(Problem to solve): Copy out, from the entries below, each line holding the string "into".

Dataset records
--------------------------------------------------

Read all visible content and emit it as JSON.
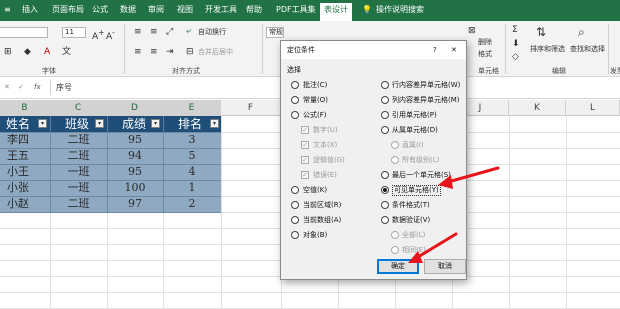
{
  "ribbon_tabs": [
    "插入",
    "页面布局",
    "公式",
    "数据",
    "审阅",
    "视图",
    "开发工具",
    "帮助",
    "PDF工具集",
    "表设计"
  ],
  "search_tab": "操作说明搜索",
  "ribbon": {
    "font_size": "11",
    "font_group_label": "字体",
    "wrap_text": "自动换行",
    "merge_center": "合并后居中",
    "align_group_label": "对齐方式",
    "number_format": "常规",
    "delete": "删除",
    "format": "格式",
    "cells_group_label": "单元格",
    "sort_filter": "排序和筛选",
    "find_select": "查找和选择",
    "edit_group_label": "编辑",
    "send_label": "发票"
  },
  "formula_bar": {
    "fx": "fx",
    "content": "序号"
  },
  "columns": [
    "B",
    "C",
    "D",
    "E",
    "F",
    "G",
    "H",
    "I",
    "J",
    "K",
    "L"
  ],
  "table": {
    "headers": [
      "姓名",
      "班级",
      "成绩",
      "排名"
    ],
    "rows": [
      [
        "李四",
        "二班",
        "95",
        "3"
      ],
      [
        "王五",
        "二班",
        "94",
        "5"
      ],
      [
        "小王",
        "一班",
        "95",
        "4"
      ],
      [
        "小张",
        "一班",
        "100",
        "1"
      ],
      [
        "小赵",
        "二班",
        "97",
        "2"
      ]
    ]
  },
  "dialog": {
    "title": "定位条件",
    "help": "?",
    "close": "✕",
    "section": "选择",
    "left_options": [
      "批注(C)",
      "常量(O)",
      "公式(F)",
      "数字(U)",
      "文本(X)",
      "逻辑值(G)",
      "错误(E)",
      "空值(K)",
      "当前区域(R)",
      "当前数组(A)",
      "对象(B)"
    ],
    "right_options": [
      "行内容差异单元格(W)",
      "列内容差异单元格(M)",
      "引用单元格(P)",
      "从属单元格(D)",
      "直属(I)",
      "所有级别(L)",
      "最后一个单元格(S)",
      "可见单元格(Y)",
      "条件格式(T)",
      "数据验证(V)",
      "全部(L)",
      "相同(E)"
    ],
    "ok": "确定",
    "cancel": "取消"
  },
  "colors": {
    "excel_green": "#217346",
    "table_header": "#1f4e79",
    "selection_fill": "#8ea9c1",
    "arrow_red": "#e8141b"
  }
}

--------------------------------------------------

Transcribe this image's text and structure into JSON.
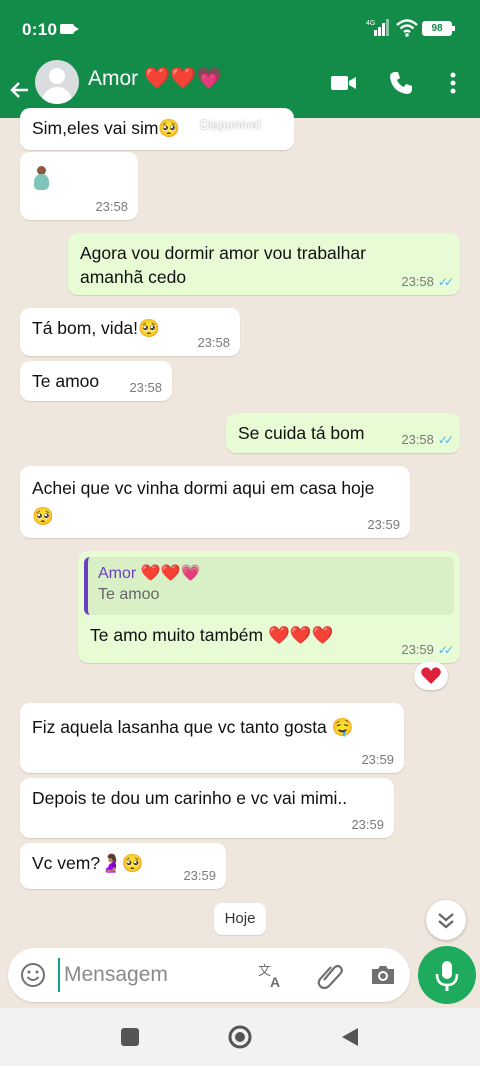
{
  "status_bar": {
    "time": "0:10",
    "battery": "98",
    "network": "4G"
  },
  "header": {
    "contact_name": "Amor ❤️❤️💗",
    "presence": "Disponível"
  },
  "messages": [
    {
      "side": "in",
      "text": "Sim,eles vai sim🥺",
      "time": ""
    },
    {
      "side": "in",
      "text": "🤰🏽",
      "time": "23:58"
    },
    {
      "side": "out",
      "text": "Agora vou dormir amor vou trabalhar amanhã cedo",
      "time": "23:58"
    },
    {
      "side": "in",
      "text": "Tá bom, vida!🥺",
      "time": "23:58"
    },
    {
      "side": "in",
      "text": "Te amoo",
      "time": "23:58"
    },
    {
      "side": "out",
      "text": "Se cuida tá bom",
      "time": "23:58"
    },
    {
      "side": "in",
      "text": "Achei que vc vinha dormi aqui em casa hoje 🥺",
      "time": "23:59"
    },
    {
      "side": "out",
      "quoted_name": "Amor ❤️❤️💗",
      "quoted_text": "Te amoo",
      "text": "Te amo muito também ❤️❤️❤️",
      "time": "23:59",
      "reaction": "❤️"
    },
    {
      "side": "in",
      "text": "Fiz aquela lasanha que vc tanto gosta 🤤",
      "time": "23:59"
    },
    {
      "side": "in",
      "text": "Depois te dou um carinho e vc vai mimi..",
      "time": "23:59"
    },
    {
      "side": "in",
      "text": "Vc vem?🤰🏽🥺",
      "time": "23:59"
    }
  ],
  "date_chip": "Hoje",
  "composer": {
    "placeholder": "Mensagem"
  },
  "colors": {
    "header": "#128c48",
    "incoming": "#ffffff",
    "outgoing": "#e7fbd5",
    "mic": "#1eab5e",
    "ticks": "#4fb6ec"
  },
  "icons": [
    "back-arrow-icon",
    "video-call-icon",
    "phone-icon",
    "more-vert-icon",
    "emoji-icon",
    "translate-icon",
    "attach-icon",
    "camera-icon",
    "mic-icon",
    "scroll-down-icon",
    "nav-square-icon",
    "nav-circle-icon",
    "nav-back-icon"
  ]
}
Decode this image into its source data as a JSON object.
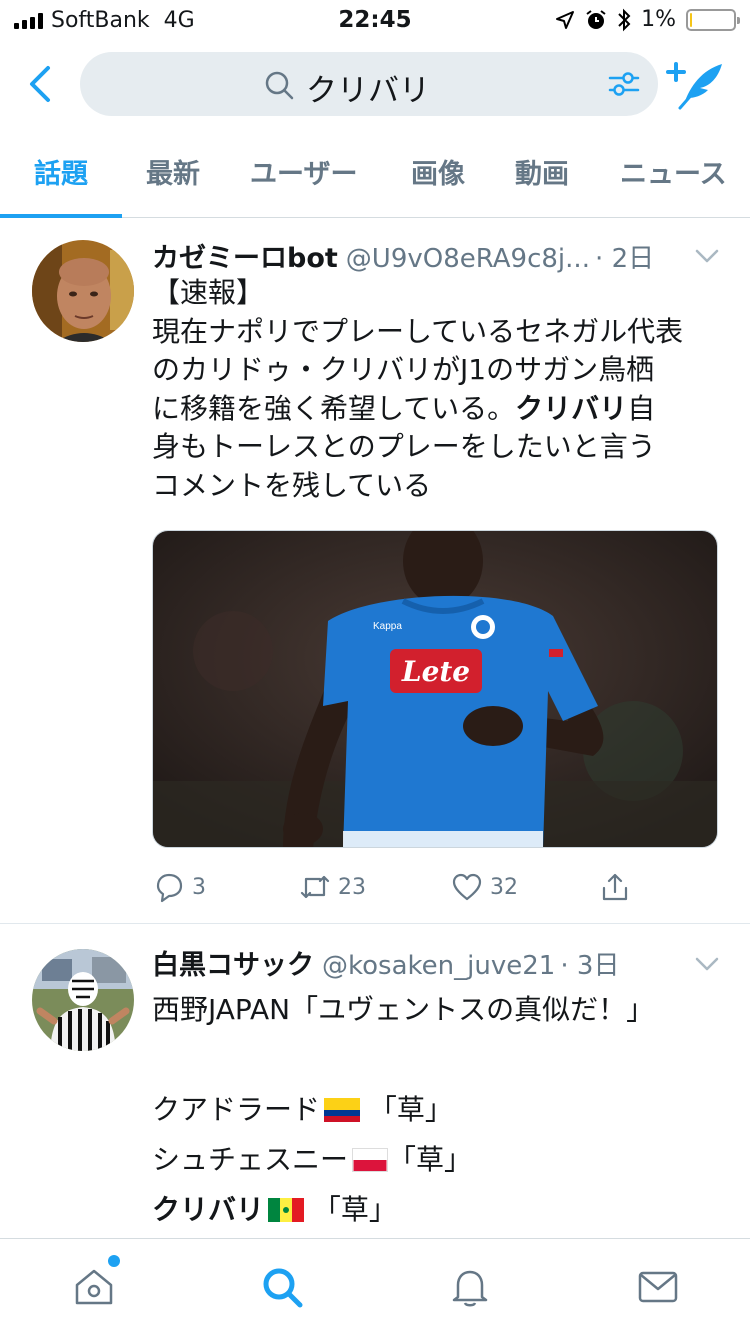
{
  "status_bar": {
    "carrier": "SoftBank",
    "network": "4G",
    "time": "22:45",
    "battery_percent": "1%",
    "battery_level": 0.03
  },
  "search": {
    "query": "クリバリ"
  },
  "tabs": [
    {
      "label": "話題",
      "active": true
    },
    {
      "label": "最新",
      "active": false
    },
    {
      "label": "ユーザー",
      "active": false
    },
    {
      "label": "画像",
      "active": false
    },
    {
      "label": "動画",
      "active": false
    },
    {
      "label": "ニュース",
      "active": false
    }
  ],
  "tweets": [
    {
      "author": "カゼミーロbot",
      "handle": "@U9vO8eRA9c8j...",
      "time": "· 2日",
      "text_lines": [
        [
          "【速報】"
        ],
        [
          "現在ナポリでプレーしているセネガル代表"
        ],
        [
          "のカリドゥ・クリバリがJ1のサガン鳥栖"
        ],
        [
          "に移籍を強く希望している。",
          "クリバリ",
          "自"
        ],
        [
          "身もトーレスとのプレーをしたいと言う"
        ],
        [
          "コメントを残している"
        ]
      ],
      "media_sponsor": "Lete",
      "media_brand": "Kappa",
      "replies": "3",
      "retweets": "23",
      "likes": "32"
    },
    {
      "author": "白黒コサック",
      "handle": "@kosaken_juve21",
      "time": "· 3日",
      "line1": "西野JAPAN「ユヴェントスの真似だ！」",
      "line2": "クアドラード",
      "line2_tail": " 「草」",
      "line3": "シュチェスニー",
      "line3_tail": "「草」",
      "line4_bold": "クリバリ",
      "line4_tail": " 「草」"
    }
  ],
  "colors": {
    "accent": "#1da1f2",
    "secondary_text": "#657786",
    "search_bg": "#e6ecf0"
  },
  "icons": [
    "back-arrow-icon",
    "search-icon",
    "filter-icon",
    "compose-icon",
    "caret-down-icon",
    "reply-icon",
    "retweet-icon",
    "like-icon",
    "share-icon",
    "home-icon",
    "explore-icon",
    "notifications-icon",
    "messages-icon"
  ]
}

--------------------------------------------------

(Written reply):
Transcribe this image's text and structure into JSON.
Decode this image into its source data as a JSON object.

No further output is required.